__REQUIRED WORK__: Which lines have the string "Unemployment"? Copy all of them from the entries below.

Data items
= = = = =

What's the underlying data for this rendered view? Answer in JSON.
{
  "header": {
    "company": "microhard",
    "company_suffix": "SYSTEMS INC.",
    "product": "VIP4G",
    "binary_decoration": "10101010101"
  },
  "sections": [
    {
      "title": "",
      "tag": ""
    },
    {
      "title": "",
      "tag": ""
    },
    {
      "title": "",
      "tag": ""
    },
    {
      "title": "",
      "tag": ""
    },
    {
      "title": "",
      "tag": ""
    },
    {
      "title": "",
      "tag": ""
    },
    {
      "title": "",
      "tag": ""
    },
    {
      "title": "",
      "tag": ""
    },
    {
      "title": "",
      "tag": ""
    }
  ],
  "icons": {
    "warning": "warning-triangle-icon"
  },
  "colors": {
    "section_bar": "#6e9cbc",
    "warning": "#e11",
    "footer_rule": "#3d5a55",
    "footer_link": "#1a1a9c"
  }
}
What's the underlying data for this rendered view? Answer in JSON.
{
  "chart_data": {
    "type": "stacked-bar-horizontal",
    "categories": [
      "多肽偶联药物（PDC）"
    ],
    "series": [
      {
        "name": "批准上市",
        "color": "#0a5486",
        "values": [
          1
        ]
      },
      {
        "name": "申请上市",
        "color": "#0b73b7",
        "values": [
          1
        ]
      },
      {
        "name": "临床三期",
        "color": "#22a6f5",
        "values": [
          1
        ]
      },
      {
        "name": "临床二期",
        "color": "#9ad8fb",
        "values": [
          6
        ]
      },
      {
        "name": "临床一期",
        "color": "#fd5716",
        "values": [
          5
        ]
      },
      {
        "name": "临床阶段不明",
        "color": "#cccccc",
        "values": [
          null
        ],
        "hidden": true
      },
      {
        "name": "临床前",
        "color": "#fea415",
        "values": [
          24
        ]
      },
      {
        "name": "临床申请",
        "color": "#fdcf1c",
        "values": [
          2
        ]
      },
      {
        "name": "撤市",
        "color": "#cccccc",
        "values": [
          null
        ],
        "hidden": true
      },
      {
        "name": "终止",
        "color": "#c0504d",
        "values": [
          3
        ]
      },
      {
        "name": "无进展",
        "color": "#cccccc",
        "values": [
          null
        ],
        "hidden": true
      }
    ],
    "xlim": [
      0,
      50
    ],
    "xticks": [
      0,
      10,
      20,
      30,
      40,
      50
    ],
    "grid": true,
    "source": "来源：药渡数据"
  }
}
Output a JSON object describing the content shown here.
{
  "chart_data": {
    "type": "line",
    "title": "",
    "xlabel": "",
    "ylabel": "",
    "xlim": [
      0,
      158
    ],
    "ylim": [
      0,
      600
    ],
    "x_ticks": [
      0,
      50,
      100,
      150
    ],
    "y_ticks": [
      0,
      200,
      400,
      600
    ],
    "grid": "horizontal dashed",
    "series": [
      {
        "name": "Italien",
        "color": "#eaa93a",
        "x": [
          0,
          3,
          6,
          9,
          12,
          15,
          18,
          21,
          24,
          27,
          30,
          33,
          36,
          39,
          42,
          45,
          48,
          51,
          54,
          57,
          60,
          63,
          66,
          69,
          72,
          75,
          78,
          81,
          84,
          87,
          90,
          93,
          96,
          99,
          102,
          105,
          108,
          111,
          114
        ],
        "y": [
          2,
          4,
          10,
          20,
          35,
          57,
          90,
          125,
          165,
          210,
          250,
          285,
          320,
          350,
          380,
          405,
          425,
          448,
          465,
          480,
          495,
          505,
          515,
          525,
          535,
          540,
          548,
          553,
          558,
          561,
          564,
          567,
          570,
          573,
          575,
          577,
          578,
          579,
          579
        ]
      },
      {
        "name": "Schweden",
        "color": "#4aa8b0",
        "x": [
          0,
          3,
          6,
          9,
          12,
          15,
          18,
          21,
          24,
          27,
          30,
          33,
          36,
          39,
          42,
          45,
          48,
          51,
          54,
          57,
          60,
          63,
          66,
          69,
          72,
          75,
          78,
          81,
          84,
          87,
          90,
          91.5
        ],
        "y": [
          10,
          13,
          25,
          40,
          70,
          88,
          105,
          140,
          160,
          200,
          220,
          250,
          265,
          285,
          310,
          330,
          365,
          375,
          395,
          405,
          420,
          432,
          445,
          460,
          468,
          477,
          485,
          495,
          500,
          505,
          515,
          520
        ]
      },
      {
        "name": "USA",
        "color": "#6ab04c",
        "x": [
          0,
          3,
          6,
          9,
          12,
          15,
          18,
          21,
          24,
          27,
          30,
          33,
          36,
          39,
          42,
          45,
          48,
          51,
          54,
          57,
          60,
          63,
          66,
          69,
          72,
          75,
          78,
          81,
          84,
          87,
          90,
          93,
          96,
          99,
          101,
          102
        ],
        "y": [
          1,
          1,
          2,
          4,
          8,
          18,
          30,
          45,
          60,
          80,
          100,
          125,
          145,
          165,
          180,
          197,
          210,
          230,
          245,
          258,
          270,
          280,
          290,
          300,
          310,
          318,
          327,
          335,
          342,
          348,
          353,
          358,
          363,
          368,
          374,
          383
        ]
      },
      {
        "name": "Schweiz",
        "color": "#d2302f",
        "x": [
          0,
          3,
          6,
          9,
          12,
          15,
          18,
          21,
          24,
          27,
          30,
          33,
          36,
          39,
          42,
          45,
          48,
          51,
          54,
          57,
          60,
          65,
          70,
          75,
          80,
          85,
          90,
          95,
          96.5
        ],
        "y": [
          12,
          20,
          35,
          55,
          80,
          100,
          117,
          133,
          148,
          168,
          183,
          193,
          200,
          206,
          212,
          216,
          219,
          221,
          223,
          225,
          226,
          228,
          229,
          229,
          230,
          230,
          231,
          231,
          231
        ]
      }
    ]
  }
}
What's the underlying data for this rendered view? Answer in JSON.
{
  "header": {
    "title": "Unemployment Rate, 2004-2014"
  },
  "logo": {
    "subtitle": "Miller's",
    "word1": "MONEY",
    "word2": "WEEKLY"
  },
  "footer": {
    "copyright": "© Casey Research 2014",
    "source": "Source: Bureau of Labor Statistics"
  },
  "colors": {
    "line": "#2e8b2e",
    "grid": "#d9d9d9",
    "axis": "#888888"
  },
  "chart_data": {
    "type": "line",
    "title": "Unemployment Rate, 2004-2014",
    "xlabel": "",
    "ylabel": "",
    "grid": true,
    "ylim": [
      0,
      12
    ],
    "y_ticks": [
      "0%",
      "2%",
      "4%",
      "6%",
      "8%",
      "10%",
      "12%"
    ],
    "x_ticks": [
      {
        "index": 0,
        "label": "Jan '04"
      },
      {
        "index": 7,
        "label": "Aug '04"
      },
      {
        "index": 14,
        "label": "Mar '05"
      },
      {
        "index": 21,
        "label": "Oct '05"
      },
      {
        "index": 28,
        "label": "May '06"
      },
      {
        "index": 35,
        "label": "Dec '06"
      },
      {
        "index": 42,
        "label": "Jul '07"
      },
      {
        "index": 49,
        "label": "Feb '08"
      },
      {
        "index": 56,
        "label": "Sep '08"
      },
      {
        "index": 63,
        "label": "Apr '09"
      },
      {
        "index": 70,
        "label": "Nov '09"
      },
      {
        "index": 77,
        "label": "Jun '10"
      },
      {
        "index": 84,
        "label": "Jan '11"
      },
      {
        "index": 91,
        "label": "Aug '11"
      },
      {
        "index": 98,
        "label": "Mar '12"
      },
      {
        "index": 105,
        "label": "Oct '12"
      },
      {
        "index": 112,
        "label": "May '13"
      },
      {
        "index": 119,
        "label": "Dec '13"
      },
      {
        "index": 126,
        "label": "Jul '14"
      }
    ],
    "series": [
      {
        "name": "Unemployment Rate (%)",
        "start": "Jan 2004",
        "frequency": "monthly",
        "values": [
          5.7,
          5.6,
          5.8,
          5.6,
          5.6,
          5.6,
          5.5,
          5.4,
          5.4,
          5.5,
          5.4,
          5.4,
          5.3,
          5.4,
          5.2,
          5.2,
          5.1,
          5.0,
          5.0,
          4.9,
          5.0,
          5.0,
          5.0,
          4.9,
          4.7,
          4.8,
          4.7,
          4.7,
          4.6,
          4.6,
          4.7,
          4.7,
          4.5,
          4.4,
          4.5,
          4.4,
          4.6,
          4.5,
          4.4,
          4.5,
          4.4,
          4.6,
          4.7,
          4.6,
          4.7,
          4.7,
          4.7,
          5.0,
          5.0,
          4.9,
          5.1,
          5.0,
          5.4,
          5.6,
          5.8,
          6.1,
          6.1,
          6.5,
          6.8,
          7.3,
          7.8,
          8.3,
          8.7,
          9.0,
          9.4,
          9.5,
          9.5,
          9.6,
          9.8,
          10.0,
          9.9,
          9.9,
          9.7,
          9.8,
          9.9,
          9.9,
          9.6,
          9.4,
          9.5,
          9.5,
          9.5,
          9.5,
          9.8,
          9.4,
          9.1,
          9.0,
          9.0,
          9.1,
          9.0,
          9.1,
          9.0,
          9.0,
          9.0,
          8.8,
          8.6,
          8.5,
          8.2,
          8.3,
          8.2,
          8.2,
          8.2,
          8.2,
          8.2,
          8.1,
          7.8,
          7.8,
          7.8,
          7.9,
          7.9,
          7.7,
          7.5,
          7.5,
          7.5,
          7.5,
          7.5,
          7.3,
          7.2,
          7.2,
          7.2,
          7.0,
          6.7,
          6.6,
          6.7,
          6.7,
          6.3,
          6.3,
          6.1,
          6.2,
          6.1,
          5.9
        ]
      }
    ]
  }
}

= = = = =

__SOLUTION TO THIS EXERCISE__:
    "title": "Unemployment Rate, 2004-2014"
    "title": "Unemployment Rate, 2004-2014",
        "name": "Unemployment Rate (%)",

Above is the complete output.